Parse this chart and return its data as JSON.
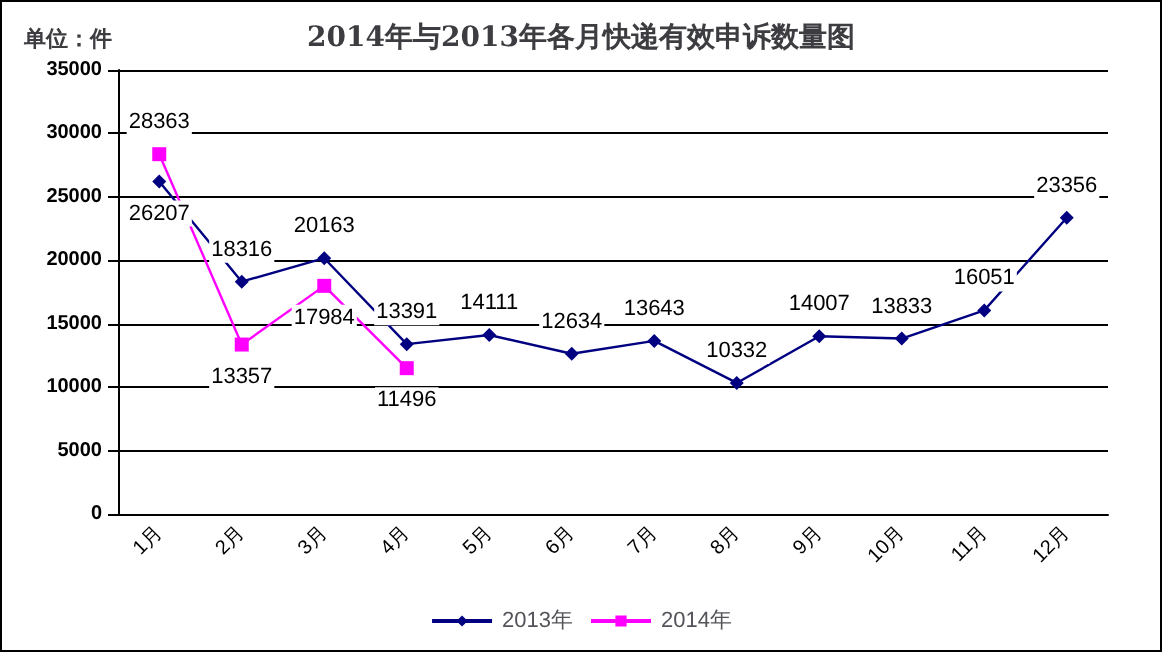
{
  "chart_data": {
    "type": "line",
    "title": "2014年与2013年各月快递有效申诉数量图",
    "ylabel": "单位：件",
    "categories": [
      "1月",
      "2月",
      "3月",
      "4月",
      "5月",
      "6月",
      "7月",
      "8月",
      "9月",
      "10月",
      "11月",
      "12月"
    ],
    "series": [
      {
        "name": "2013年",
        "color": "#000080",
        "marker": "diamond",
        "values": [
          26207,
          18316,
          20163,
          13391,
          14111,
          12634,
          13643,
          10332,
          14007,
          13833,
          16051,
          23356
        ]
      },
      {
        "name": "2014年",
        "color": "#ff00ff",
        "marker": "square",
        "values": [
          28363,
          13357,
          17984,
          11496,
          null,
          null,
          null,
          null,
          null,
          null,
          null,
          null
        ]
      }
    ],
    "ylim": [
      0,
      35000
    ],
    "yticks": [
      0,
      5000,
      10000,
      15000,
      20000,
      25000,
      30000,
      35000
    ],
    "grid": "y",
    "legend": "bottom",
    "data_labels": true
  }
}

══════

Problem to solve » Copy each line exactly, and leave the pictures out of your copy.

Full response »
Parse this chart and return its data as JSON.
{
  "chart_data": {
    "type": "line",
    "title": "2014年与2013年各月快递有效申诉数量图",
    "ylabel": "单位：件",
    "categories": [
      "1月",
      "2月",
      "3月",
      "4月",
      "5月",
      "6月",
      "7月",
      "8月",
      "9月",
      "10月",
      "11月",
      "12月"
    ],
    "series": [
      {
        "name": "2013年",
        "color": "#000080",
        "marker": "diamond",
        "values": [
          26207,
          18316,
          20163,
          13391,
          14111,
          12634,
          13643,
          10332,
          14007,
          13833,
          16051,
          23356
        ]
      },
      {
        "name": "2014年",
        "color": "#ff00ff",
        "marker": "square",
        "values": [
          28363,
          13357,
          17984,
          11496,
          null,
          null,
          null,
          null,
          null,
          null,
          null,
          null
        ]
      }
    ],
    "ylim": [
      0,
      35000
    ],
    "yticks": [
      0,
      5000,
      10000,
      15000,
      20000,
      25000,
      30000,
      35000
    ],
    "grid": "y",
    "legend": "bottom",
    "data_labels": true
  }
}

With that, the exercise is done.